▸ **Record excerpts**
------------------------------

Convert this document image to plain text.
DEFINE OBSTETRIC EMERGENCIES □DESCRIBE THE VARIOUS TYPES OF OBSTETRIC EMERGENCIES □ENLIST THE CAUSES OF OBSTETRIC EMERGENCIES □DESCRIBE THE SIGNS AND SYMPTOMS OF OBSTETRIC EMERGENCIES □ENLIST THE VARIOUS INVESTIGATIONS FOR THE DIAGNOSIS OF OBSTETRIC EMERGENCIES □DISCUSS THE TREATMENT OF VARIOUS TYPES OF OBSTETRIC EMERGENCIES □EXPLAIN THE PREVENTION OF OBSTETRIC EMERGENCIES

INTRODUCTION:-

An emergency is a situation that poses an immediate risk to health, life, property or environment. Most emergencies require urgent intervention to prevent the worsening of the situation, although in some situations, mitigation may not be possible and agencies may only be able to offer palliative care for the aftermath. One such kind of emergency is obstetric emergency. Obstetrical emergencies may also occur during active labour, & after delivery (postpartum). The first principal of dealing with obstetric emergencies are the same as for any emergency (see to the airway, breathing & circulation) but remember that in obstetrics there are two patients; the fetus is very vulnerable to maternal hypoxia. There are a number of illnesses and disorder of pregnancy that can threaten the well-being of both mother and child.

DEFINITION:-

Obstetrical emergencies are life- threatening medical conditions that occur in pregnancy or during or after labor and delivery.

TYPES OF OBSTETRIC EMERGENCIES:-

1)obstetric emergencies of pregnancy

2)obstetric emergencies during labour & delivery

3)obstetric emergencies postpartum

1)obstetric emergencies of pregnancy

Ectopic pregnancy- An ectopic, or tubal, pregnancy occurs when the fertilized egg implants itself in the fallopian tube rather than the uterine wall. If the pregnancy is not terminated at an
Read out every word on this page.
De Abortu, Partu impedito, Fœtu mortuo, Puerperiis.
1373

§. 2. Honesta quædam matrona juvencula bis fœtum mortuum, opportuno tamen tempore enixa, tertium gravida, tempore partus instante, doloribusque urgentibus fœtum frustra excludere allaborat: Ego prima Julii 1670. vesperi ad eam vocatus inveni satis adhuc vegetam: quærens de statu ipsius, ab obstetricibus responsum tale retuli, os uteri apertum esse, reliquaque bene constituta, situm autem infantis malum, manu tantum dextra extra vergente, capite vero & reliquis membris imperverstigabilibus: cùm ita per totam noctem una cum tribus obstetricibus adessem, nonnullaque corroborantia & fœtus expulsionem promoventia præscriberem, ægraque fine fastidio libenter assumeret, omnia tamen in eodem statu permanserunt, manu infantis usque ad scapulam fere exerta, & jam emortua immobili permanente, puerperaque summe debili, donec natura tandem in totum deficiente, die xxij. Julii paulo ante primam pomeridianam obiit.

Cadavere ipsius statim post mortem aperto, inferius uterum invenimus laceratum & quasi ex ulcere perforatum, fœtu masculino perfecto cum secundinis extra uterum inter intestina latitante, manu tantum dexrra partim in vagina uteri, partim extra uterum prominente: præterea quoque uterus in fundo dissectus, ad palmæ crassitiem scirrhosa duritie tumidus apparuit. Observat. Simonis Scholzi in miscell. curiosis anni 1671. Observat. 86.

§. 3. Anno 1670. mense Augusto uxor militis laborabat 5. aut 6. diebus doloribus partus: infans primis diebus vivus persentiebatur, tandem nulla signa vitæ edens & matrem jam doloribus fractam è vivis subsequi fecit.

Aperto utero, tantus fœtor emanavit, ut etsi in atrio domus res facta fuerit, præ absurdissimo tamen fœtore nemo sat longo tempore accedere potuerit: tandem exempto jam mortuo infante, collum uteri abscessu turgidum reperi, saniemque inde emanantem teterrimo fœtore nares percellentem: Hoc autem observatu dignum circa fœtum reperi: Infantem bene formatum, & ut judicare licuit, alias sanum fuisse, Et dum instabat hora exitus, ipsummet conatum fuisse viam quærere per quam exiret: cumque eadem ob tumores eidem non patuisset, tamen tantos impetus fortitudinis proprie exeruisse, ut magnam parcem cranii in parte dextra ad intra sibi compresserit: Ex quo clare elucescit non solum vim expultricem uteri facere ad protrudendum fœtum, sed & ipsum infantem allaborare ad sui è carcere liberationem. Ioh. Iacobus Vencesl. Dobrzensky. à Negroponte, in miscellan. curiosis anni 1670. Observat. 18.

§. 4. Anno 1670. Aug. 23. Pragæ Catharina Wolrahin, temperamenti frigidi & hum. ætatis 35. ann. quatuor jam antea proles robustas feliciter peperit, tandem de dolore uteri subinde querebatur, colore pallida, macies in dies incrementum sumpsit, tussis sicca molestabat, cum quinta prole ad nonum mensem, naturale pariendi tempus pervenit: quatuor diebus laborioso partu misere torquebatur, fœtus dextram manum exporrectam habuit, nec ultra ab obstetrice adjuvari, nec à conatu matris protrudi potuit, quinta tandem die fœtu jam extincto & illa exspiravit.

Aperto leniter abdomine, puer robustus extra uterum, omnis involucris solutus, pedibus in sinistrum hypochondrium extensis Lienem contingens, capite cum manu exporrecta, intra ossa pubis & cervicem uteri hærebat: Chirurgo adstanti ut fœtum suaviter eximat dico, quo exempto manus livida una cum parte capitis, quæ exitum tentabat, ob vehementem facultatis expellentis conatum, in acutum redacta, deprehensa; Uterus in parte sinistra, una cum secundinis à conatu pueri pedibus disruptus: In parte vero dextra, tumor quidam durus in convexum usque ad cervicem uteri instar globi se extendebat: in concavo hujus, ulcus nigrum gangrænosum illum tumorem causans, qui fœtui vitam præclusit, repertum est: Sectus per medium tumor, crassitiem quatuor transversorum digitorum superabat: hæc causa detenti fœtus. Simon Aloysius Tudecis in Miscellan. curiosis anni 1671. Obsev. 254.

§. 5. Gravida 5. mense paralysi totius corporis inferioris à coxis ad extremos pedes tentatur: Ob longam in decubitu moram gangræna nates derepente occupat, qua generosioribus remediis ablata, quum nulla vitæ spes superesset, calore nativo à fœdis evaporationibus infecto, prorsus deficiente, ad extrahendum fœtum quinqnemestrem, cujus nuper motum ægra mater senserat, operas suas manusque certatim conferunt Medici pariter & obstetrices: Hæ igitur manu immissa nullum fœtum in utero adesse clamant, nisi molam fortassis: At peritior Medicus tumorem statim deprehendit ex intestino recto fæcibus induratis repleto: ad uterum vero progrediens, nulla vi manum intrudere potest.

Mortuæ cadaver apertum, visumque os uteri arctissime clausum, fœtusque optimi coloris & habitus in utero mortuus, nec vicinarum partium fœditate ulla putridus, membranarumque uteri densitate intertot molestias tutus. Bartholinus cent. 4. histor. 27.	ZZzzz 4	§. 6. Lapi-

------------------------------

▸ **Exercise**
Work through the records above. Copy every line with the string "this".

▸ **Solution to the exercise**
Convert this document image to plain text.
Read out every word on this page.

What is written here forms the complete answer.